> WRITTEN EXERCISE
Verbatim output of all the material below is required.
━━━━━ ROWS ━━━━━
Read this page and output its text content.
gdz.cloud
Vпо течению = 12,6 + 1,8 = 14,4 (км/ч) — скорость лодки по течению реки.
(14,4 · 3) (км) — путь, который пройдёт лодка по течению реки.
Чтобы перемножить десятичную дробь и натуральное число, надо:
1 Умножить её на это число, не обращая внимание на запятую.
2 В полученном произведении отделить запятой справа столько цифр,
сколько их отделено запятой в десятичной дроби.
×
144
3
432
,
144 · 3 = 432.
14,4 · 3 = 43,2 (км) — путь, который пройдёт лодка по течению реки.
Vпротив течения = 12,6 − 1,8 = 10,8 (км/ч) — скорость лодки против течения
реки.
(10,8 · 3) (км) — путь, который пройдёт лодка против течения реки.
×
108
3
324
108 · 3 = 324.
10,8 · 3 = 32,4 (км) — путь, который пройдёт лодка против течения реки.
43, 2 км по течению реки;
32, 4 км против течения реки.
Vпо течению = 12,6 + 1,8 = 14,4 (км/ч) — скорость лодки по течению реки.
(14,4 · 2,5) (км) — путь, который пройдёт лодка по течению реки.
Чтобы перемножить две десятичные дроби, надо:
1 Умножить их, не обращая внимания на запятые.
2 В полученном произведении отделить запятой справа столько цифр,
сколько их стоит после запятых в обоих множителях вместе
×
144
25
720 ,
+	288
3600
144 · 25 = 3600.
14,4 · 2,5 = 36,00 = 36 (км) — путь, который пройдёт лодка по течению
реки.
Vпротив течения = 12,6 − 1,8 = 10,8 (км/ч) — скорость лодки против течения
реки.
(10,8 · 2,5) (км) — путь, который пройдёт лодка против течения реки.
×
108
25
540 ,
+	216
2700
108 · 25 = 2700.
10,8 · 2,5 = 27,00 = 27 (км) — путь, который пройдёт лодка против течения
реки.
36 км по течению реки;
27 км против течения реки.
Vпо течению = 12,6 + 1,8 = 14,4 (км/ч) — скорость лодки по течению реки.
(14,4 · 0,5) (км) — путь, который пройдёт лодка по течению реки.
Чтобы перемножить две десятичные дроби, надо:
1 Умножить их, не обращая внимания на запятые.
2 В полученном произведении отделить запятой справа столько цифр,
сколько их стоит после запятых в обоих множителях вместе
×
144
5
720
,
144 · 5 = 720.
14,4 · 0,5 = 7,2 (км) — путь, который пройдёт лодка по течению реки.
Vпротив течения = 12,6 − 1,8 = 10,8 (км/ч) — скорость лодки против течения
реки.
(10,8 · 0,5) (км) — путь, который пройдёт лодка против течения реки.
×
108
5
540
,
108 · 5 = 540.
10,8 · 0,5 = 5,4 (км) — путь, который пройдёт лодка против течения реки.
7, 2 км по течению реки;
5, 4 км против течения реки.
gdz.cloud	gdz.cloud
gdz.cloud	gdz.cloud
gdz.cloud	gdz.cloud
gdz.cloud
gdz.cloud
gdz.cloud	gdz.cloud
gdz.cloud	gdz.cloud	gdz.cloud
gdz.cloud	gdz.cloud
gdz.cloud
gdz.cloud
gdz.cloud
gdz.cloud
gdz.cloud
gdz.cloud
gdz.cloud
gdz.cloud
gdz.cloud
━━━━━
> OUTPUT FOR THIS TASK
Read this page and output its text content.
gdz.cloud
Vпо течению = 12,6 + 1,8 = 14,4 (км/ч) — скорость лодки по течению реки.
(14,4 · 3) (км) — путь, который пройдёт лодка по течению реки.
Чтобы перемножить десятичную дробь и натуральное число, надо:
1 Умножить её на это число, не обращая внимание на запятую.
2 В полученном произведении отделить запятой справа столько цифр,
сколько их отделено запятой в десятичной дроби.
×
144
3
432
,
144 · 3 = 432.
14,4 · 3 = 43,2 (км) — путь, который пройдёт лодка по течению реки.
Vпротив течения = 12,6 − 1,8 = 10,8 (км/ч) — скорость лодки против течения
реки.
(10,8 · 3) (км) — путь, который пройдёт лодка против течения реки.
×
108
3
324
108 · 3 = 324.
10,8 · 3 = 32,4 (км) — путь, который пройдёт лодка против течения реки.
43, 2 км по течению реки;
32, 4 км против течения реки.
Vпо течению = 12,6 + 1,8 = 14,4 (км/ч) — скорость лодки по течению реки.
(14,4 · 2,5) (км) — путь, который пройдёт лодка по течению реки.
Чтобы перемножить две десятичные дроби, надо:
1 Умножить их, не обращая внимания на запятые.
2 В полученном произведении отделить запятой справа столько цифр,
сколько их стоит после запятых в обоих множителях вместе
×
144
25
720 ,
+	288
3600
144 · 25 = 3600.
14,4 · 2,5 = 36,00 = 36 (км) — путь, который пройдёт лодка по течению
реки.
Vпротив течения = 12,6 − 1,8 = 10,8 (км/ч) — скорость лодки против течения
реки.
(10,8 · 2,5) (км) — путь, который пройдёт лодка против течения реки.
×
108
25
540 ,
+	216
2700
108 · 25 = 2700.
10,8 · 2,5 = 27,00 = 27 (км) — путь, который пройдёт лодка против течения
реки.
36 км по течению реки;
27 км против течения реки.
Vпо течению = 12,6 + 1,8 = 14,4 (км/ч) — скорость лодки по течению реки.
(14,4 · 0,5) (км) — путь, который пройдёт лодка по течению реки.
Чтобы перемножить две десятичные дроби, надо:
1 Умножить их, не обращая внимания на запятые.
2 В полученном произведении отделить запятой справа столько цифр,
сколько их стоит после запятых в обоих множителях вместе
×
144
5
720
,
144 · 5 = 720.
14,4 · 0,5 = 7,2 (км) — путь, который пройдёт лодка по течению реки.
Vпротив течения = 12,6 − 1,8 = 10,8 (км/ч) — скорость лодки против течения
реки.
(10,8 · 0,5) (км) — путь, который пройдёт лодка против течения реки.
×
108
5
540
,
108 · 5 = 540.
10,8 · 0,5 = 5,4 (км) — путь, который пройдёт лодка против течения реки.
7, 2 км по течению реки;
5, 4 км против течения реки.
gdz.cloud	gdz.cloud
gdz.cloud	gdz.cloud
gdz.cloud	gdz.cloud
gdz.cloud
gdz.cloud
gdz.cloud	gdz.cloud
gdz.cloud	gdz.cloud	gdz.cloud
gdz.cloud	gdz.cloud
gdz.cloud
gdz.cloud
gdz.cloud
gdz.cloud
gdz.cloud
gdz.cloud
gdz.cloud
gdz.cloud
gdz.cloud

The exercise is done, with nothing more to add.